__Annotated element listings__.
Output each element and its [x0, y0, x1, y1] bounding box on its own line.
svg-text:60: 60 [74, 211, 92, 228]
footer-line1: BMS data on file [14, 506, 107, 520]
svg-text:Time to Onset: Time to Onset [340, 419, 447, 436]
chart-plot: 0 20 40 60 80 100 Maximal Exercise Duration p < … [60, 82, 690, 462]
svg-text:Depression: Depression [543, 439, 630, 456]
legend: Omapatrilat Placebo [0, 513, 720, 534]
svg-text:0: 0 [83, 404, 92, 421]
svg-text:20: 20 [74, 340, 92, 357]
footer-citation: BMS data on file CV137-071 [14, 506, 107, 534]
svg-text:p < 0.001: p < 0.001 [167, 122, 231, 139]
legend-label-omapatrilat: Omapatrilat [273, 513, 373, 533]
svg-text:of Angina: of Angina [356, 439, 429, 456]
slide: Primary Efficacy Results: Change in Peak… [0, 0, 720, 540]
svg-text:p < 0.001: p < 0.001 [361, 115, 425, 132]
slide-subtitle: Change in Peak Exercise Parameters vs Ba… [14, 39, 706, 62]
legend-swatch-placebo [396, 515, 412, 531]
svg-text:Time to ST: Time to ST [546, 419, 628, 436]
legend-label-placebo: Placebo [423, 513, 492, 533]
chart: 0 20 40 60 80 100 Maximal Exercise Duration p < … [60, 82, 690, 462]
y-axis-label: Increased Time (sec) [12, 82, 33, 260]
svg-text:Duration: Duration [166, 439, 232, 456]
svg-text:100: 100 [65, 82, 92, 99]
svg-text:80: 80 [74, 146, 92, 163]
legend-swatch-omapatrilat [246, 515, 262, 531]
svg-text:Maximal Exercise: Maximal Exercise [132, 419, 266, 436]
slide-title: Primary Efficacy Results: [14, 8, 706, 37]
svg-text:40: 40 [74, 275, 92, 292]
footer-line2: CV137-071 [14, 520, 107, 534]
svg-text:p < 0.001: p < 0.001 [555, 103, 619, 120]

__WRITTEN EXERCISE__. Reproduce the records verbatim, starting from the first line and continuing through the line that contains "svg-text:of Angina: of", with both ends included.

__RESPONSE TO THIS EXERCISE__.
Output each element and its [x0, y0, x1, y1] bounding box on its own line.
svg-text:60: 60 [74, 211, 92, 228]
footer-line1: BMS data on file [14, 506, 107, 520]
svg-text:Time to Onset: Time to Onset [340, 419, 447, 436]
chart-plot: 0 20 40 60 80 100 Maximal Exercise Duration p < … [60, 82, 690, 462]
svg-text:Depression: Depression [543, 439, 630, 456]
legend: Omapatrilat Placebo [0, 513, 720, 534]
svg-text:0: 0 [83, 404, 92, 421]
svg-text:20: 20 [74, 340, 92, 357]
footer-citation: BMS data on file CV137-071 [14, 506, 107, 534]
svg-text:p < 0.001: p < 0.001 [167, 122, 231, 139]
legend-label-omapatrilat: Omapatrilat [273, 513, 373, 533]
svg-text:of Angina: of Angina [356, 439, 429, 456]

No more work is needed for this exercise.